* _Exercise aim_:
Return the records exactly as they are.

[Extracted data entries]
***

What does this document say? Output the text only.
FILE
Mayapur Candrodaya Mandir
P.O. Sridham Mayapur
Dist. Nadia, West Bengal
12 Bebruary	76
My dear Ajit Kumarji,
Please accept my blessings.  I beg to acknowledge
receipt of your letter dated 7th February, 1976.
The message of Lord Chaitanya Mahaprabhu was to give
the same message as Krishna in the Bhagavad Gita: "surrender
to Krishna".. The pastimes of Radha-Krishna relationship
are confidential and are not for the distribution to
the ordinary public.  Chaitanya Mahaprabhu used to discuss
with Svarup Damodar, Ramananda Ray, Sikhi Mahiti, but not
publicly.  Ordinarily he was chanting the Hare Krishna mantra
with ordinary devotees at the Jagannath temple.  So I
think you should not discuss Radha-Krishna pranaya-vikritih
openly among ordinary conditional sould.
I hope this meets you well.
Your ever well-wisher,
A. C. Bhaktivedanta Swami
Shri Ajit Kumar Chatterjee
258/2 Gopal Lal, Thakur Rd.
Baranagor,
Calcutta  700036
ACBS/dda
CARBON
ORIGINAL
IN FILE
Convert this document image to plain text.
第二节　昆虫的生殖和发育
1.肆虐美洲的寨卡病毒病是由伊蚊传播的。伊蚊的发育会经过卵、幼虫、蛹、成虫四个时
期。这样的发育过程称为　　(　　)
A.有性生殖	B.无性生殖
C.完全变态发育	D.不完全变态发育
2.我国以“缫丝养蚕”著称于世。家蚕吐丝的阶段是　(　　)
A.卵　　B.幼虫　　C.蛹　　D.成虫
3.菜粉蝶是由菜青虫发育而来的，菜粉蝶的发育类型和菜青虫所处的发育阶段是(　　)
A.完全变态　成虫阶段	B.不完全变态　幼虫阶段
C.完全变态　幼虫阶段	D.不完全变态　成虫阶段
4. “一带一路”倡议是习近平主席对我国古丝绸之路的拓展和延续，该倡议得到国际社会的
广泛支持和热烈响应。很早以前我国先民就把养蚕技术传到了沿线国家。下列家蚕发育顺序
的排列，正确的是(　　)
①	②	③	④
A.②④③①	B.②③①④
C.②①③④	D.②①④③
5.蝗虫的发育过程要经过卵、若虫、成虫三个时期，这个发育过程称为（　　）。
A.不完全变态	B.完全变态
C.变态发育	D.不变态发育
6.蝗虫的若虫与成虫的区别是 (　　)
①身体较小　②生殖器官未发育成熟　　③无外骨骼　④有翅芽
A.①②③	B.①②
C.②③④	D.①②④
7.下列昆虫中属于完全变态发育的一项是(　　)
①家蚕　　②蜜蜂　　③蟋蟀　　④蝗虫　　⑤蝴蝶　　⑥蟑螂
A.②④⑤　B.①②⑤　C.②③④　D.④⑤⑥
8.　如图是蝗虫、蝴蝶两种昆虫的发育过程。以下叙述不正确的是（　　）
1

***

* _Solution_:
What does this document say? Output the text only.
FILE
Mayapur Candrodaya Mandir
P.O. Sridham Mayapur
Dist. Nadia, West Bengal
12 Bebruary	76
My dear Ajit Kumarji,
Please accept my blessings.  I beg to acknowledge
receipt of your letter dated 7th February, 1976.
The message of Lord Chaitanya Mahaprabhu was to give
the same message as Krishna in the Bhagavad Gita: "surrender
to Krishna".. The pastimes of Radha-Krishna relationship
are confidential and are not for the distribution to
the ordinary public.  Chaitanya Mahaprabhu used to discuss
with Svarup Damodar, Ramananda Ray, Sikhi Mahiti, but not
publicly.  Ordinarily he was chanting the Hare Krishna mantra
with ordinary devotees at the Jagannath temple.  So I
think you should not discuss Radha-Krishna pranaya-vikritih
openly among ordinary conditional sould.
I hope this meets you well.
Your ever well-wisher,
A. C. Bhaktivedanta Swami
Shri Ajit Kumar Chatterjee
258/2 Gopal Lal, Thakur Rd.
Baranagor,
Calcutta  700036
ACBS/dda
CARBON
ORIGINAL
IN FILE
Convert this document image to plain text.
第二节　昆虫的生殖和发育
1.肆虐美洲的寨卡病毒病是由伊蚊传播的。伊蚊的发育会经过卵、幼虫、蛹、成虫四个时
期。这样的发育过程称为　　(　　)
A.有性生殖	B.无性生殖
C.完全变态发育	D.不完全变态发育
2.我国以“缫丝养蚕”著称于世。家蚕吐丝的阶段是　(　　)
A.卵　　B.幼虫　　C.蛹　　D.成虫
3.菜粉蝶是由菜青虫发育而来的，菜粉蝶的发育类型和菜青虫所处的发育阶段是(　　)
A.完全变态　成虫阶段	B.不完全变态　幼虫阶段
C.完全变态　幼虫阶段	D.不完全变态　成虫阶段
4. “一带一路”倡议是习近平主席对我国古丝绸之路的拓展和延续，该倡议得到国际社会的
广泛支持和热烈响应。很早以前我国先民就把养蚕技术传到了沿线国家。下列家蚕发育顺序
的排列，正确的是(　　)
①	②	③	④
A.②④③①	B.②③①④
C.②①③④	D.②①④③
5.蝗虫的发育过程要经过卵、若虫、成虫三个时期，这个发育过程称为（　　）。
A.不完全变态	B.完全变态
C.变态发育	D.不变态发育
6.蝗虫的若虫与成虫的区别是 (　　)
①身体较小　②生殖器官未发育成熟　　③无外骨骼　④有翅芽
A.①②③	B.①②
C.②③④	D.①②④
7.下列昆虫中属于完全变态发育的一项是(　　)
①家蚕　　②蜜蜂　　③蟋蟀　　④蝗虫　　⑤蝴蝶　　⑥蟑螂
A.②④⑤　B.①②⑤　C.②③④　D.④⑤⑥
8.　如图是蝗虫、蝴蝶两种昆虫的发育过程。以下叙述不正确的是（　　）
1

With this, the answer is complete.